**Text section**
---

A tragedy struck the following winter, Wesley came down with a sore throat which Paul and I caught. For Paul and I, it was diagnosed to be Scarlet Fever since we had a red rash. Wesley’s case was called Scarlatina (no rash). Since we were running a dairy, Paul and I were placed in quarantine. The only solution was to get us out of the house and away from the dairy. Paul and I moved to the “other place” or the Spring Branch Farm, and we setup housekeeping and nursing ourselves back to health. I wasn’t very sick, so after a few days I started spring plowing, harrowing, and disking the fields with the tractor. I read books and restored the old pump organ that had been left in the house which we later donated to the 4-H club.

Poor Wesley and Harold Snodgrass!!!! They had to do all the work and Wesley was the sole dairy route slave, except that brother Ned, who lived on the Mary Buckley Farm North of Cedar Vale often came to help. About ten days into this exhausting schedule, Wesley fell asleep while driving the car on the milk route and bumped into another auto! Very little damage was done except to his ego.

Julian completed the Spring term at KU and returned to school the following fall. He had some football aspirations while at KU, but compared to the big bruisers, he was a runt in. He had elected to become an engineer, but the math was too much for him, and anyway he was constantly worried about the farm, so he threw in the rag and came home for good after the Winter Term.

In the meantime, Wesley and I graduated from high-school and because Matthew had one more year of college to finish, I stayed out of school one year. Wesley received a 4-H Club Cooperative Marketing Scholarship, to Kansas State College in Manhattan, Kansas, which had been awarded by Consumer Cooperative Association (now Farmland Cooperatives) as a result of a high score on a cooperative marketing test he had taken.

4-H CLUB DAYS–HEAD, HEART, HANDS AND HEALTH 
In our teens, Wesley and I were active in the Spring Branch 4-H Club and were elected to many leadership positions. We carried many club projects–fat pigs, fat calves, poultry, conservation, cooperatives, demonstrations, and 4-H club Model Meetings. We wrote two demonstrations, “How to make capons,” and “How to produce clean milk.” Our home town just happened to be the home base of George Bowie, the only manufacturer of caponizing tools in this country and perhaps the world. We had delivered milk to his home and were well acquainted with him. Because we had read his handouts publicizing the economic benefits of making capons out of young roosters, we begged a set of tools from him to demonstrate the art in a 4-H demonstration contest. Bowie has just invented an electric knife testicle remover powered by a 6-volt battery. Inventing knives seemed to run in his family because he bragged that he was directly related to the Texas man of Alamo fame who invented the Bowie knife.

---

**What is required**
Please retype the part of the farm memoir starting at "Julian completed the" and ending at "he had taken.". These rows come from a separate source.

Items listed in a dataset:
---

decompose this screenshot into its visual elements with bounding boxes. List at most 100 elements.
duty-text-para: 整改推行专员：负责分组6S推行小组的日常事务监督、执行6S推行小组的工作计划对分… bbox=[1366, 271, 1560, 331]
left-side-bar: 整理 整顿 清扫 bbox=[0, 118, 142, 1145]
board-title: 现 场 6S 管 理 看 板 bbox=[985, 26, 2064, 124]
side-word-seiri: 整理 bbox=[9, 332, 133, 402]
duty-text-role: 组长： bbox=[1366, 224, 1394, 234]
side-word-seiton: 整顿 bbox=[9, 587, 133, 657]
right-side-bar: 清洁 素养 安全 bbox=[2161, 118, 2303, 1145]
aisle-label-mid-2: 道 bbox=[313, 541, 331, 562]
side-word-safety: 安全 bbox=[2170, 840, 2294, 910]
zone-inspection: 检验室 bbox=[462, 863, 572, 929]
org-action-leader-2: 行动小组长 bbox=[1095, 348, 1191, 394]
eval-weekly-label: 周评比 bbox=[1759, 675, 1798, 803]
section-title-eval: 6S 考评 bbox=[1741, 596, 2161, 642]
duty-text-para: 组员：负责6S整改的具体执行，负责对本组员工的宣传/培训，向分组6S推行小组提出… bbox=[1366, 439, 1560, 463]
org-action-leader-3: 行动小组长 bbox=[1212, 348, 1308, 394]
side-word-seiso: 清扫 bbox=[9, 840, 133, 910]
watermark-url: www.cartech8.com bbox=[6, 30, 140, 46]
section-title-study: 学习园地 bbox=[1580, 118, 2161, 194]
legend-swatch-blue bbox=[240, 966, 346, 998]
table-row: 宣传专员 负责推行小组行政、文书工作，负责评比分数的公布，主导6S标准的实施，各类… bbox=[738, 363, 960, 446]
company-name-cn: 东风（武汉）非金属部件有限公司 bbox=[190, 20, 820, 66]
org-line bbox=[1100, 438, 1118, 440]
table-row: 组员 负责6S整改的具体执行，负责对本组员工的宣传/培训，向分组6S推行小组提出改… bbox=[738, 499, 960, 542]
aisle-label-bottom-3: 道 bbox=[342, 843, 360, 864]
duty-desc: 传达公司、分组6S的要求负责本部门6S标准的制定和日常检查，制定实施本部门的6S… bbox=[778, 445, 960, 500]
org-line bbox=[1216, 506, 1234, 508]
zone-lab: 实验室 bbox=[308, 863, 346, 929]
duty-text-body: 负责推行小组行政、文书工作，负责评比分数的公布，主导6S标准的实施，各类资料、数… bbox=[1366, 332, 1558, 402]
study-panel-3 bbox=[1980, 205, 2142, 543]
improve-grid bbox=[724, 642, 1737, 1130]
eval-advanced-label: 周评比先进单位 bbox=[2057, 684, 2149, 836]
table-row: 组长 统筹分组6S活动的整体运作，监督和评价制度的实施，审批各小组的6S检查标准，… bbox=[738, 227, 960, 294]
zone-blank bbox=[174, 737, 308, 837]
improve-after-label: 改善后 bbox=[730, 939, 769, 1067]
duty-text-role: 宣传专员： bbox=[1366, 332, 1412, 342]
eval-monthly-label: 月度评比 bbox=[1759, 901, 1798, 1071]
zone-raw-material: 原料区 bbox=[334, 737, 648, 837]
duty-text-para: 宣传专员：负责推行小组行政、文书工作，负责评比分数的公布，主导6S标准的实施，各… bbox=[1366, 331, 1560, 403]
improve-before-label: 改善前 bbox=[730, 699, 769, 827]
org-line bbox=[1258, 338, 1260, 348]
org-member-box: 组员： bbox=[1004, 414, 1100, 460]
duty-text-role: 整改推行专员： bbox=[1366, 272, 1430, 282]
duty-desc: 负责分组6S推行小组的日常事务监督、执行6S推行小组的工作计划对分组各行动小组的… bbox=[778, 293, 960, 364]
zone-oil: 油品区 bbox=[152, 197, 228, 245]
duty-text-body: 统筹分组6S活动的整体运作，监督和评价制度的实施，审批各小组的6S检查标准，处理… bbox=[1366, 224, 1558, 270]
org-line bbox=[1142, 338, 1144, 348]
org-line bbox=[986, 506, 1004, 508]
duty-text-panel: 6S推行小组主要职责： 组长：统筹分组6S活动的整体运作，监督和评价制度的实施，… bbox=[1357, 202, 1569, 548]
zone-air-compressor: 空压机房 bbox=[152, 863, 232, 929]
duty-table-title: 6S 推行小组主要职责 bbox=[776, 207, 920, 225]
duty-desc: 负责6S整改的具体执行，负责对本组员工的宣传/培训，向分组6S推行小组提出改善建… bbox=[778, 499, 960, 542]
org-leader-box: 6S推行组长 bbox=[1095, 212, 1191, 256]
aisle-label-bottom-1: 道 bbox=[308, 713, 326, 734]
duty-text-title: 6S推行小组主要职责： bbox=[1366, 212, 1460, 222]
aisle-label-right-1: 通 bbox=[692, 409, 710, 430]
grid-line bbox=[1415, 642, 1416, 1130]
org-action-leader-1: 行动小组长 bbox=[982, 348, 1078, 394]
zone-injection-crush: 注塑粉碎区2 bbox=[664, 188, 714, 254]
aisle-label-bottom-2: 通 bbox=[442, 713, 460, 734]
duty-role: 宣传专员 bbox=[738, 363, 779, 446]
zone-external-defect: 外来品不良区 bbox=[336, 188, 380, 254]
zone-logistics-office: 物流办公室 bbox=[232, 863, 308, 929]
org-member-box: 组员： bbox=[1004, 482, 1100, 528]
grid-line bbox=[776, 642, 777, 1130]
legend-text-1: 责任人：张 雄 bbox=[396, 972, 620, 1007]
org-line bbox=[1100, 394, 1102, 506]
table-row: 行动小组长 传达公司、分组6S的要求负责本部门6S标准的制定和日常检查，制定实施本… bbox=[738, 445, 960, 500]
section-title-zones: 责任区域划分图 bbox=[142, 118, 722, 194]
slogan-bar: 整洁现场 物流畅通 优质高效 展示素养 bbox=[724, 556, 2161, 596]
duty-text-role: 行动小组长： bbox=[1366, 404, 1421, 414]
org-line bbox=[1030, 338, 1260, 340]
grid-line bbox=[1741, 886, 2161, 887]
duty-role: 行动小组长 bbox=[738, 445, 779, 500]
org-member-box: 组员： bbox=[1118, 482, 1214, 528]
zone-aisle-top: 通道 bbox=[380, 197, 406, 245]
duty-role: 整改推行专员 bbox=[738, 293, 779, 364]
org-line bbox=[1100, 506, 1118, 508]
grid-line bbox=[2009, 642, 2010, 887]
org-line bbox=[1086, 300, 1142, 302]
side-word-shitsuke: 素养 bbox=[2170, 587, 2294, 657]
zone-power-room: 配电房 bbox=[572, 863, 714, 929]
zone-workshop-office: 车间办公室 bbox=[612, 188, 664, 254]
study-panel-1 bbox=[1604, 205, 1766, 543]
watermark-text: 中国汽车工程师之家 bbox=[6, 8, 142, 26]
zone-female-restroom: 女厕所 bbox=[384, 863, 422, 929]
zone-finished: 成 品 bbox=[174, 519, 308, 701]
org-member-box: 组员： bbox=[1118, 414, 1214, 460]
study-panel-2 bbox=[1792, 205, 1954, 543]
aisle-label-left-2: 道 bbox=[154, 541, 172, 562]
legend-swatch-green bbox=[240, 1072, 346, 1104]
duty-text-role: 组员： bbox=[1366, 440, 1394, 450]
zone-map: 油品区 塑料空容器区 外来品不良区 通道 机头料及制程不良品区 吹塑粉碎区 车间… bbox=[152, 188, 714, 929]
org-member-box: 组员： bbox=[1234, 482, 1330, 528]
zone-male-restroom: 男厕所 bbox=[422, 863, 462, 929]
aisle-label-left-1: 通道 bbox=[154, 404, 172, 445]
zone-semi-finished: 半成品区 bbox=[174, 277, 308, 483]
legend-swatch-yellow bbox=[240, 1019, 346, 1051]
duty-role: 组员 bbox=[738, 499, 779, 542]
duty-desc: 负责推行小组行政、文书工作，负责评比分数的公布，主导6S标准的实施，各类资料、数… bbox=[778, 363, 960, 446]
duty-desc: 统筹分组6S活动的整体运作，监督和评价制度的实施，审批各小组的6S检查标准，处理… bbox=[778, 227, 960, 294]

---

**Task result**
Julian completed the Spring term at KU and returned to school the following fall. He had some football aspirations while at KU, but compared to the big bruisers, he was a runt in. He had elected to become an engineer, but the math was too much for him, and anyway he was constantly worried about the farm, so he threw in the rag and came home for good after the Winter Term.

In the meantime, Wesley and I graduated from high-school and because Matthew had one more year of college to finish, I stayed out of school one year. Wesley received a 4-H Club Cooperative Marketing Scholarship, to Kansas State College in Manhattan, Kansas, which had been awarded by Consumer Cooperative Association (now Farmland Cooperatives) as a result of a high score on a cooperative marketing test he had taken.